##### LISTED ENTRIES

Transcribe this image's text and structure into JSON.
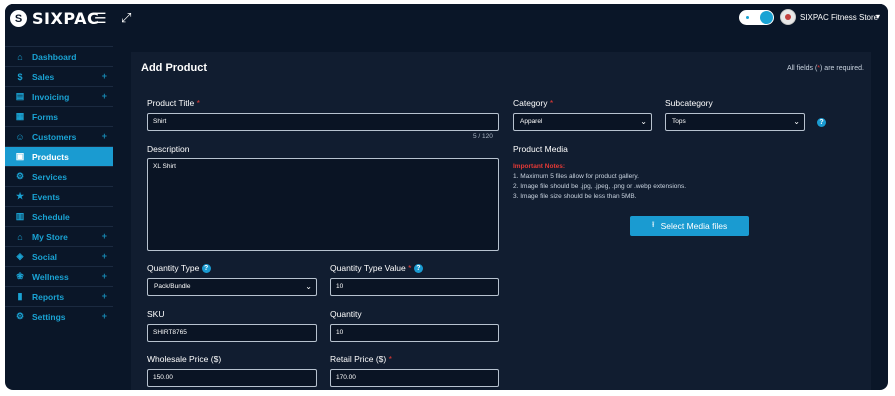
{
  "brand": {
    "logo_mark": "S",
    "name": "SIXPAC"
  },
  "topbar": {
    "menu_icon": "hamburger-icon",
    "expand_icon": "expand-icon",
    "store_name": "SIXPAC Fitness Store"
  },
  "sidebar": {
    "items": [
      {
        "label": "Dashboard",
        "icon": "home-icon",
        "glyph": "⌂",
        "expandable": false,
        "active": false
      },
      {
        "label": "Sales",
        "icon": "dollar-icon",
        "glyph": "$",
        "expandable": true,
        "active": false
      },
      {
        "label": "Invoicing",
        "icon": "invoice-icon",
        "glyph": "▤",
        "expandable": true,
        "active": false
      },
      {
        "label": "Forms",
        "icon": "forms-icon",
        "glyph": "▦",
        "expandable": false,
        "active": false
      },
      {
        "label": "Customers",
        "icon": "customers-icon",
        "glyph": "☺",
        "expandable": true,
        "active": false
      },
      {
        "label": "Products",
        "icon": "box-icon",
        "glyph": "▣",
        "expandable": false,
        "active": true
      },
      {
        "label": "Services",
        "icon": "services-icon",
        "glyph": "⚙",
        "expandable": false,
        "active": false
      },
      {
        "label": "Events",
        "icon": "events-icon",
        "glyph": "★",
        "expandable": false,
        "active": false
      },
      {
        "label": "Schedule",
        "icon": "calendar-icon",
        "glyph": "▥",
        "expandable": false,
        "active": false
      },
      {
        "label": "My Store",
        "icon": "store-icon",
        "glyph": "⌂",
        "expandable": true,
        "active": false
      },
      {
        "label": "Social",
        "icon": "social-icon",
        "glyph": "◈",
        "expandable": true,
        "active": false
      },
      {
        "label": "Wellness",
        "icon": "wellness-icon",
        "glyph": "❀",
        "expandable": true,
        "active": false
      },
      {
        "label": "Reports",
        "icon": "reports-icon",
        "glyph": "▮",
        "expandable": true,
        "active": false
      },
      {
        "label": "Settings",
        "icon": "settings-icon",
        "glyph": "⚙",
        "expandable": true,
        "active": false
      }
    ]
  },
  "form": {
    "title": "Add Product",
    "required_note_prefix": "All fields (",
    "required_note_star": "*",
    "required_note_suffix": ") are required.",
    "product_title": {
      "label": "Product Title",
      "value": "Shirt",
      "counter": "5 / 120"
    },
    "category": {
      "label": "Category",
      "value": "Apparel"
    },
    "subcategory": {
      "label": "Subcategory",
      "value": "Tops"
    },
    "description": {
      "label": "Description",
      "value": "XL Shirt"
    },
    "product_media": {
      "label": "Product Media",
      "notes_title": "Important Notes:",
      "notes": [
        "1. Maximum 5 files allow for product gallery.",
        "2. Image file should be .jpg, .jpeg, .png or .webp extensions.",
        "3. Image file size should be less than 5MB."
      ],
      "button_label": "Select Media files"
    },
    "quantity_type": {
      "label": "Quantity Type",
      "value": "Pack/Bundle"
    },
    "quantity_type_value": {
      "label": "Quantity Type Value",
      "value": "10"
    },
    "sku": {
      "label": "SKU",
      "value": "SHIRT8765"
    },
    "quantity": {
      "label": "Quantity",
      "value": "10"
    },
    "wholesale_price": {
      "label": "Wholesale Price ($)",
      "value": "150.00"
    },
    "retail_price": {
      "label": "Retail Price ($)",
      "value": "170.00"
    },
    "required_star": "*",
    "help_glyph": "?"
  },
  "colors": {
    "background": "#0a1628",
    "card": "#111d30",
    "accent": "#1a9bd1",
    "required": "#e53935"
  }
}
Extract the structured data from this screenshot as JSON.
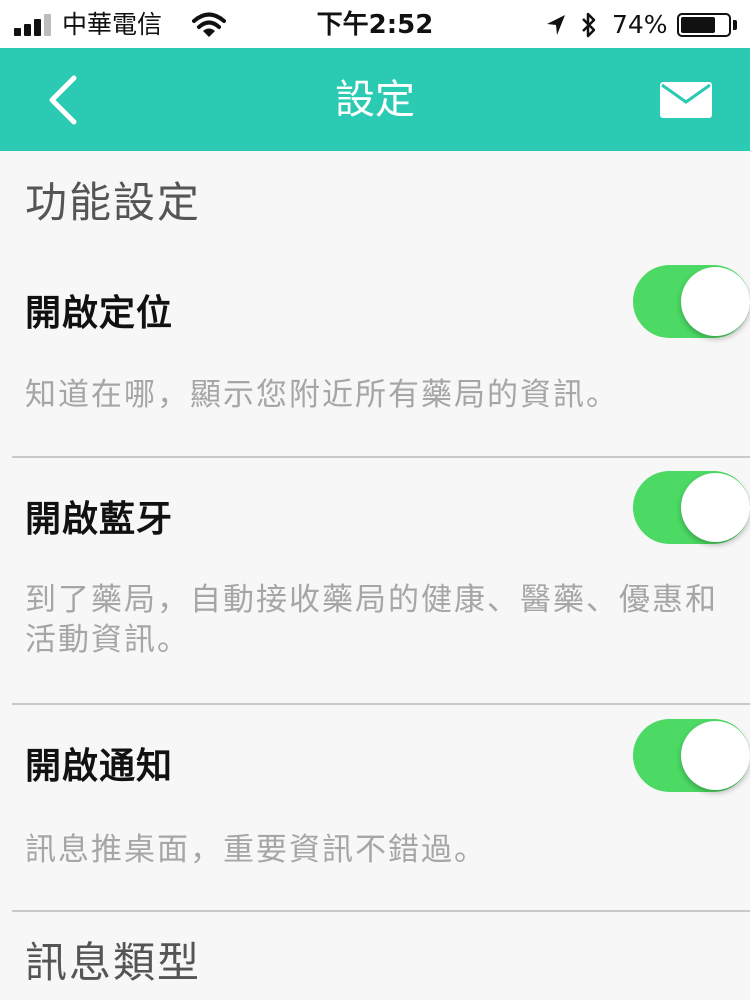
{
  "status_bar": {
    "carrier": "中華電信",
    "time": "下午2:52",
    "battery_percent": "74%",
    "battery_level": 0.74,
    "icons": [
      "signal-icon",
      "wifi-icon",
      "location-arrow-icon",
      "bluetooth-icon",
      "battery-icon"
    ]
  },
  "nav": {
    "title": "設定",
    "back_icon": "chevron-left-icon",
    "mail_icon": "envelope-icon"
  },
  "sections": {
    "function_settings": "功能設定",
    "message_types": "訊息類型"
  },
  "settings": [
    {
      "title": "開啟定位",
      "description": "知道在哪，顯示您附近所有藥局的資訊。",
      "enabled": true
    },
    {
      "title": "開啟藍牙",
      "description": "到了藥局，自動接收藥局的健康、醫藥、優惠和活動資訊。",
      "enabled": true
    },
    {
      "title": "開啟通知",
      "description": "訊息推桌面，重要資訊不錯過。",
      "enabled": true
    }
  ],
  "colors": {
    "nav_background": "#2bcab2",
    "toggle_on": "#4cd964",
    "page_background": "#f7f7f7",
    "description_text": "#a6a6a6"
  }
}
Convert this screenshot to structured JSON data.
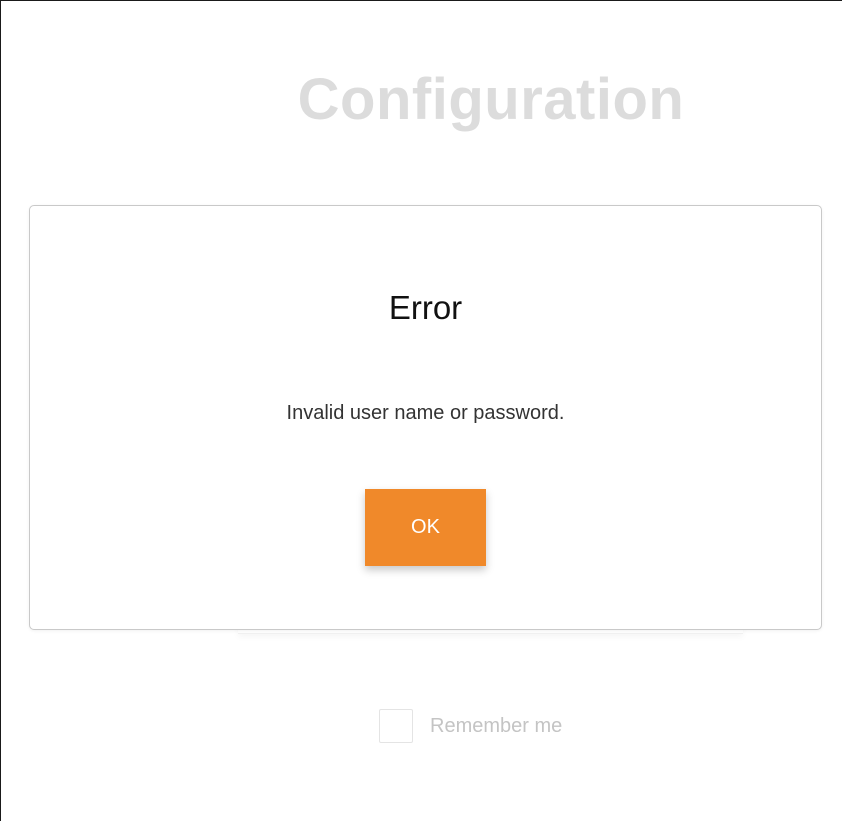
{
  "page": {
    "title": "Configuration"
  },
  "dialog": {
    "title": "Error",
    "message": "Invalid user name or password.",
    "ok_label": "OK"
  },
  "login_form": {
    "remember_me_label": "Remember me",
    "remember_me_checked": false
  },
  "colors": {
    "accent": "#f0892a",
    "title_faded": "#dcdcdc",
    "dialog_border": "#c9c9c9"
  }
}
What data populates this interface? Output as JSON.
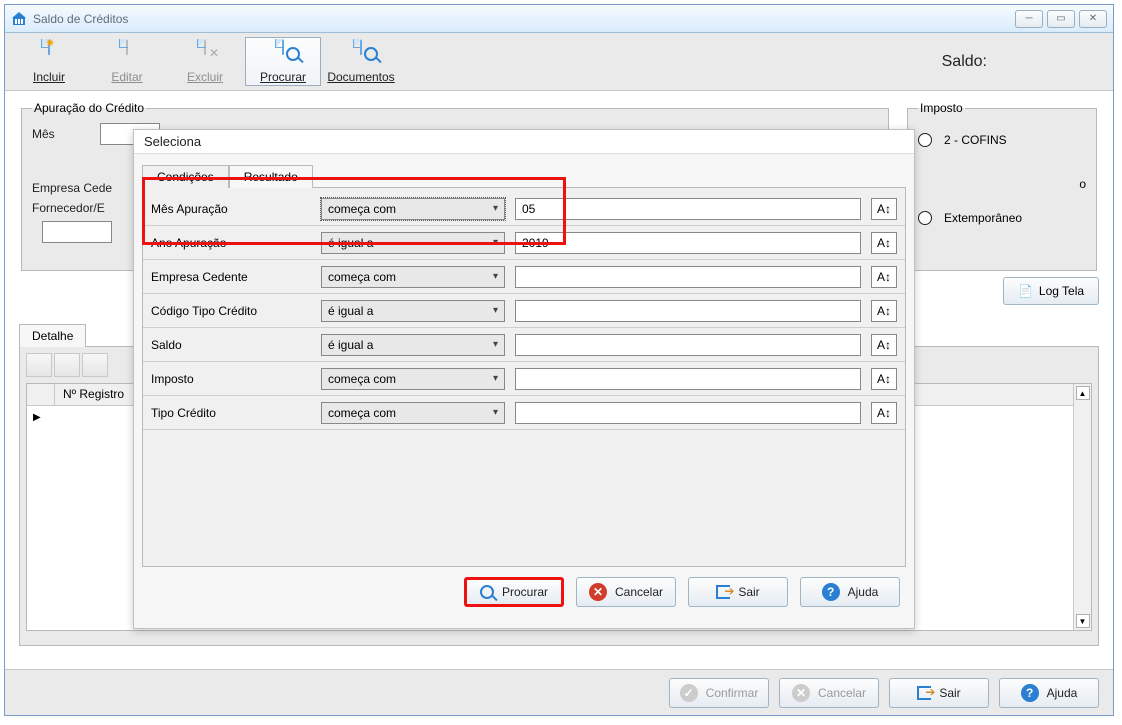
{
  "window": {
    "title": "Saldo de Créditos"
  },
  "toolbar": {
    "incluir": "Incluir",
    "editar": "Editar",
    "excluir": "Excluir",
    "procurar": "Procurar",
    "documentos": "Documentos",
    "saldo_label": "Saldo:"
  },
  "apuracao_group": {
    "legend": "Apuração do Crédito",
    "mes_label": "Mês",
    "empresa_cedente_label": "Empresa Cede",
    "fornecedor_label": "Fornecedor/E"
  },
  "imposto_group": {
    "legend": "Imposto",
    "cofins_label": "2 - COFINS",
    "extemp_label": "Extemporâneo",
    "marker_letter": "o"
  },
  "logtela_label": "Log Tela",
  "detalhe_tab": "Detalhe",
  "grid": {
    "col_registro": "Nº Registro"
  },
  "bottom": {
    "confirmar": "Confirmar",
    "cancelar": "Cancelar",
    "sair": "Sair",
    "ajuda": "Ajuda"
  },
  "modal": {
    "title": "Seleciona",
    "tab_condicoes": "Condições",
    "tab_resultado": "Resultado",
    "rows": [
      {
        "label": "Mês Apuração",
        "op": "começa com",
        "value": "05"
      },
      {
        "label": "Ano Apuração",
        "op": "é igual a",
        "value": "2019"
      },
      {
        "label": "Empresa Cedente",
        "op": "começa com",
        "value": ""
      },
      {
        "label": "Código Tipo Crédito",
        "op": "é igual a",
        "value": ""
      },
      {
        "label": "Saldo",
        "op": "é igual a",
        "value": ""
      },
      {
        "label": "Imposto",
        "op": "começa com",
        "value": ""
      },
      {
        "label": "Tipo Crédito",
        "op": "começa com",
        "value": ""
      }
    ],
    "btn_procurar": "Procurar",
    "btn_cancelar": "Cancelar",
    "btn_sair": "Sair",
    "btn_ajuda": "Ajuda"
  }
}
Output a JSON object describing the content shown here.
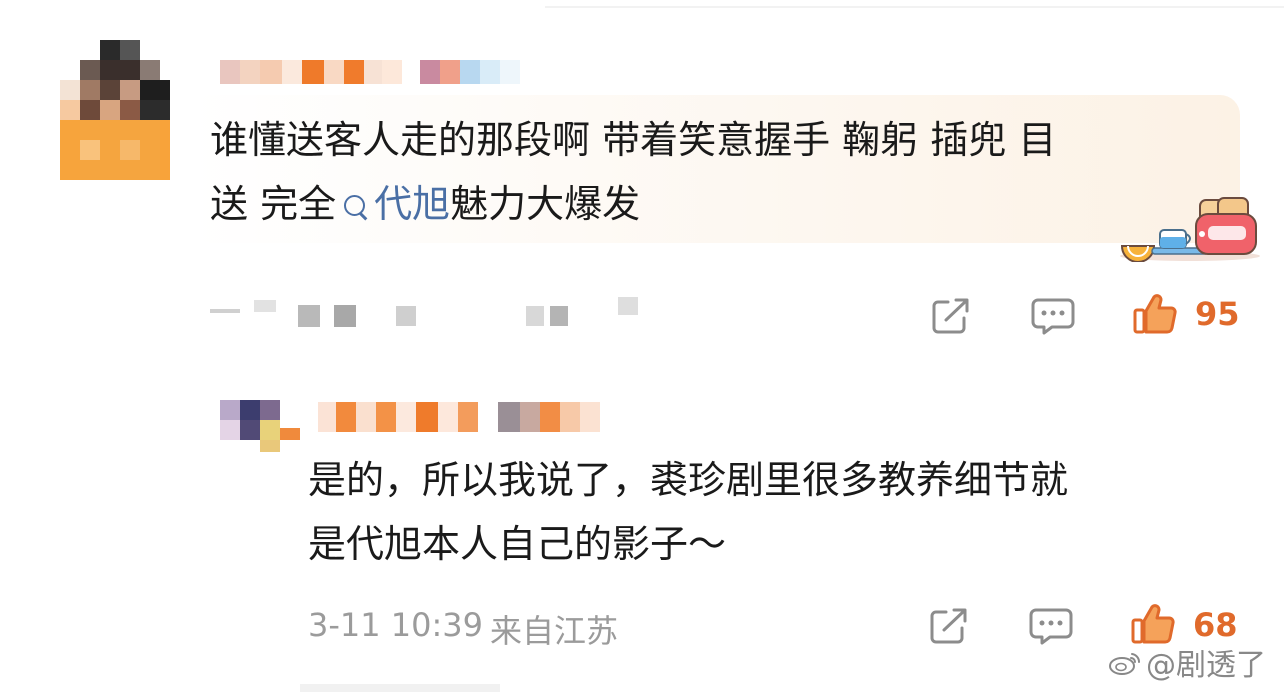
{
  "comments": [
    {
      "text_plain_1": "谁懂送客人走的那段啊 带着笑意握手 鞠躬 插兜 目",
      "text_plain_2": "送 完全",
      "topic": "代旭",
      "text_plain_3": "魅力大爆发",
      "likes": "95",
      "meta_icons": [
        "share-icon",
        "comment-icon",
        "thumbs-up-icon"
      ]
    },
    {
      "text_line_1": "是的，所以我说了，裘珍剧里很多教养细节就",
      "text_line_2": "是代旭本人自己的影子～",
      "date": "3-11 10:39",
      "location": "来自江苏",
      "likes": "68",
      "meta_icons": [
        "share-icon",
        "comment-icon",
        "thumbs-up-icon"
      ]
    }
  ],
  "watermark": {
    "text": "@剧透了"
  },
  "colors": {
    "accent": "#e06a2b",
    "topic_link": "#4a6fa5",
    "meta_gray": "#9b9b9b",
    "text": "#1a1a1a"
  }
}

##########

WORK TO DO
Print every entry above again without changing a word, and omit the pictures.

WRITTEN ANSWER
Transcribe this image's text and structure into JSON.
{
  "brand": {
    "logo_mark": "S",
    "name": "SIXPAC"
  },
  "topbar": {
    "menu_icon": "hamburger-icon",
    "expand_icon": "expand-icon",
    "store_name": "SIXPAC Fitness Store"
  },
  "sidebar": {
    "items": [
      {
        "label": "Dashboard",
        "icon": "home-icon",
        "glyph": "⌂",
        "expandable": false,
        "active": false
      },
      {
        "label": "Sales",
        "icon": "dollar-icon",
        "glyph": "$",
        "expandable": true,
        "active": false
      },
      {
        "label": "Invoicing",
        "icon": "invoice-icon",
        "glyph": "▤",
        "expandable": true,
        "active": false
      },
      {
        "label": "Forms",
        "icon": "forms-icon",
        "glyph": "▦",
        "expandable": false,
        "active": false
      },
      {
        "label": "Customers",
        "icon": "customers-icon",
        "glyph": "☺",
        "expandable": true,
        "active": false
      },
      {
        "label": "Products",
        "icon": "box-icon",
        "glyph": "▣",
        "expandable": false,
        "active": true
      },
      {
        "label": "Services",
        "icon": "services-icon",
        "glyph": "⚙",
        "expandable": false,
        "active": false
      },
      {
        "label": "Events",
        "icon": "events-icon",
        "glyph": "★",
        "expandable": false,
        "active": false
      },
      {
        "label": "Schedule",
        "icon": "calendar-icon",
        "glyph": "▥",
        "expandable": false,
        "active": false
      },
      {
        "label": "My Store",
        "icon": "store-icon",
        "glyph": "⌂",
        "expandable": true,
        "active": false
      },
      {
        "label": "Social",
        "icon": "social-icon",
        "glyph": "◈",
        "expandable": true,
        "active": false
      },
      {
        "label": "Wellness",
        "icon": "wellness-icon",
        "glyph": "❀",
        "expandable": true,
        "active": false
      },
      {
        "label": "Reports",
        "icon": "reports-icon",
        "glyph": "▮",
        "expandable": true,
        "active": false
      },
      {
        "label": "Settings",
        "icon": "settings-icon",
        "glyph": "⚙",
        "expandable": true,
        "active": false
      }
    ]
  },
  "form": {
    "title": "Add Product",
    "required_note_prefix": "All fields (",
    "required_note_star": "*",
    "required_note_suffix": ") are required.",
    "product_title": {
      "label": "Product Title",
      "value": "Shirt",
      "counter": "5 / 120"
    },
    "category": {
      "label": "Category",
      "value": "Apparel"
    },
    "subcategory": {
      "label": "Subcategory",
      "value": "Tops"
    },
    "description": {
      "label": "Description",
      "value": "XL Shirt"
    },
    "product_media": {
      "label": "Product Media",
      "notes_title": "Important Notes:",
      "notes": [
        "1. Maximum 5 files allow for product gallery.",
        "2. Image file should be .jpg, .jpeg, .png or .webp extensions.",
        "3. Image file size should be less than 5MB."
      ],
      "button_label": "Select Media files"
    },
    "quantity_type": {
      "label": "Quantity Type",
      "value": "Pack/Bundle"
    },
    "quantity_type_value": {
      "label": "Quantity Type Value",
      "value": "10"
    },
    "sku": {
      "label": "SKU",
      "value": "SHIRT8765"
    },
    "quantity": {
      "label": "Quantity",
      "value": "10"
    },
    "wholesale_price": {
      "label": "Wholesale Price ($)",
      "value": "150.00"
    },
    "retail_price": {
      "label": "Retail Price ($)",
      "value": "170.00"
    },
    "required_star": "*",
    "help_glyph": "?"
  },
  "colors": {
    "background": "#0a1628",
    "card": "#111d30",
    "accent": "#1a9bd1",
    "required": "#e53935"
  }
}
Extract the structured data from this screenshot as JSON.
{
  "status_bar": {
    "carrier": "中華電信",
    "time": "下午2:52",
    "battery_percent": "74%",
    "battery_level": 0.74,
    "icons": [
      "signal-icon",
      "wifi-icon",
      "location-arrow-icon",
      "bluetooth-icon",
      "battery-icon"
    ]
  },
  "nav": {
    "title": "設定",
    "back_icon": "chevron-left-icon",
    "mail_icon": "envelope-icon"
  },
  "sections": {
    "function_settings": "功能設定",
    "message_types": "訊息類型"
  },
  "settings": [
    {
      "title": "開啟定位",
      "description": "知道在哪，顯示您附近所有藥局的資訊。",
      "enabled": true
    },
    {
      "title": "開啟藍牙",
      "description": "到了藥局，自動接收藥局的健康、醫藥、優惠和活動資訊。",
      "enabled": true
    },
    {
      "title": "開啟通知",
      "description": "訊息推桌面，重要資訊不錯過。",
      "enabled": true
    }
  ],
  "colors": {
    "nav_background": "#2bcab2",
    "toggle_on": "#4cd964",
    "page_background": "#f7f7f7",
    "description_text": "#a6a6a6"
  }
}
Convert this screenshot to structured JSON data.
{
  "page": {
    "title": "Configuration"
  },
  "dialog": {
    "title": "Error",
    "message": "Invalid user name or password.",
    "ok_label": "OK"
  },
  "login_form": {
    "remember_me_label": "Remember me",
    "remember_me_checked": false
  },
  "colors": {
    "accent": "#f0892a",
    "title_faded": "#dcdcdc",
    "dialog_border": "#c9c9c9"
  }
}
What data populates this interface? Output as JSON.
{
  "window": {
    "title": "Saldo de Créditos"
  },
  "toolbar": {
    "incluir": "Incluir",
    "editar": "Editar",
    "excluir": "Excluir",
    "procurar": "Procurar",
    "documentos": "Documentos",
    "saldo_label": "Saldo:"
  },
  "apuracao_group": {
    "legend": "Apuração do Crédito",
    "mes_label": "Mês",
    "empresa_cedente_label": "Empresa Cede",
    "fornecedor_label": "Fornecedor/E"
  },
  "imposto_group": {
    "legend": "Imposto",
    "cofins_label": "2 - COFINS",
    "extemp_label": "Extemporâneo",
    "marker_letter": "o"
  },
  "logtela_label": "Log Tela",
  "detalhe_tab": "Detalhe",
  "grid": {
    "col_registro": "Nº Registro"
  },
  "bottom": {
    "confirmar": "Confirmar",
    "cancelar": "Cancelar",
    "sair": "Sair",
    "ajuda": "Ajuda"
  },
  "modal": {
    "title": "Seleciona",
    "tab_condicoes": "Condições",
    "tab_resultado": "Resultado",
    "rows": [
      {
        "label": "Mês Apuração",
        "op": "começa com",
        "value": "05"
      },
      {
        "label": "Ano Apuração",
        "op": "é igual a",
        "value": "2019"
      },
      {
        "label": "Empresa Cedente",
        "op": "começa com",
        "value": ""
      },
      {
        "label": "Código Tipo Crédito",
        "op": "é igual a",
        "value": ""
      },
      {
        "label": "Saldo",
        "op": "é igual a",
        "value": ""
      },
      {
        "label": "Imposto",
        "op": "começa com",
        "value": ""
      },
      {
        "label": "Tipo Crédito",
        "op": "começa com",
        "value": ""
      }
    ],
    "btn_procurar": "Procurar",
    "btn_cancelar": "Cancelar",
    "btn_sair": "Sair",
    "btn_ajuda": "Ajuda"
  }
}
Output a JSON object describing the content shown here.
{
  "comments": [
    {
      "text_plain_1": "谁懂送客人走的那段啊 带着笑意握手 鞠躬 插兜 目",
      "text_plain_2": "送 完全",
      "topic": "代旭",
      "text_plain_3": "魅力大爆发",
      "likes": "95",
      "meta_icons": [
        "share-icon",
        "comment-icon",
        "thumbs-up-icon"
      ]
    },
    {
      "text_line_1": "是的，所以我说了，裘珍剧里很多教养细节就",
      "text_line_2": "是代旭本人自己的影子～",
      "date": "3-11 10:39",
      "location": "来自江苏",
      "likes": "68",
      "meta_icons": [
        "share-icon",
        "comment-icon",
        "thumbs-up-icon"
      ]
    }
  ],
  "watermark": {
    "text": "@剧透了"
  },
  "colors": {
    "accent": "#e06a2b",
    "topic_link": "#4a6fa5",
    "meta_gray": "#9b9b9b",
    "text": "#1a1a1a"
  }
}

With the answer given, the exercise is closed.